**YOUR TASK:**
Transcribe the data that follows precisely, omitting nothing.

Stored data:
- - -

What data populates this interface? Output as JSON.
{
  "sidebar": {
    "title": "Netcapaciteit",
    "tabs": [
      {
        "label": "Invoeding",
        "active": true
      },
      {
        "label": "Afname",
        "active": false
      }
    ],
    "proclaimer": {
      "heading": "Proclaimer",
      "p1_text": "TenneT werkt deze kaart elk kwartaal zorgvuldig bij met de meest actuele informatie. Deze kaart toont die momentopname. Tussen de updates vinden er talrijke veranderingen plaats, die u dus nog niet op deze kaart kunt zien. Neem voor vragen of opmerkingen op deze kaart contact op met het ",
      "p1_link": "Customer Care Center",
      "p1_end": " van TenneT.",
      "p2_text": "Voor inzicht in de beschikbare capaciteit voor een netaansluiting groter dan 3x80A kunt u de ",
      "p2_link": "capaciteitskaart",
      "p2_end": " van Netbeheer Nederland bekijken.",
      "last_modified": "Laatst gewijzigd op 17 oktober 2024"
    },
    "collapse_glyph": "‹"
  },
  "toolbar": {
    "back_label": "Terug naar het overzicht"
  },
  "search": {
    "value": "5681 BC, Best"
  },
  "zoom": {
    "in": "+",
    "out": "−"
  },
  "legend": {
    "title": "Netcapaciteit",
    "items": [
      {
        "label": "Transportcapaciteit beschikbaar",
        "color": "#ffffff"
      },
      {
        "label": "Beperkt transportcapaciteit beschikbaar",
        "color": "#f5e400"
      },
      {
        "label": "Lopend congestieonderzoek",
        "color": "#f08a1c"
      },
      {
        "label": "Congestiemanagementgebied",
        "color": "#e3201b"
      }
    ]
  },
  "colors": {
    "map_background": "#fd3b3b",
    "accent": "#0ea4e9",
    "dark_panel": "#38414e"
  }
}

- - -

**OUTPUT FOR THIS EXERCISE:**
What data populates this interface? Output as JSON.
{
  "sidebar": {
    "title": "Netcapaciteit",
    "tabs": [
      {
        "label": "Invoeding",
        "active": true
      },
      {
        "label": "Afname",
        "active": false
      }
    ],
    "proclaimer": {
      "heading": "Proclaimer",
      "p1_text": "TenneT werkt deze kaart elk kwartaal zorgvuldig bij met de meest actuele informatie. Deze kaart toont die momentopname. Tussen de updates vinden er talrijke veranderingen plaats, die u dus nog niet op deze kaart kunt zien. Neem voor vragen of opmerkingen op deze kaart contact op met het ",
      "p1_link": "Customer Care Center",
      "p1_end": " van TenneT.",
      "p2_text": "Voor inzicht in de beschikbare capaciteit voor een netaansluiting groter dan 3x80A kunt u de ",
      "p2_link": "capaciteitskaart",
      "p2_end": " van Netbeheer Nederland bekijken.",
      "last_modified": "Laatst gewijzigd op 17 oktober 2024"
    },
    "collapse_glyph": "‹"
  },
  "toolbar": {
    "back_label": "Terug naar het overzicht"
  },
  "search": {
    "value": "5681 BC, Best"
  },
  "zoom": {
    "in": "+",
    "out": "−"
  },
  "legend": {
    "title": "Netcapaciteit",
    "items": [
      {
        "label": "Transportcapaciteit beschikbaar",
        "color": "#ffffff"
      },
      {
        "label": "Beperkt transportcapaciteit beschikbaar",
        "color": "#f5e400"
      },
      {
        "label": "Lopend congestieonderzoek",
        "color": "#f08a1c"
      },
      {
        "label": "Congestiemanagementgebied",
        "color": "#e3201b"
      }
    ]
  },
  "colors": {
    "map_background": "#fd3b3b",
    "accent": "#0ea4e9",
    "dark_panel": "#38414e"
  }
}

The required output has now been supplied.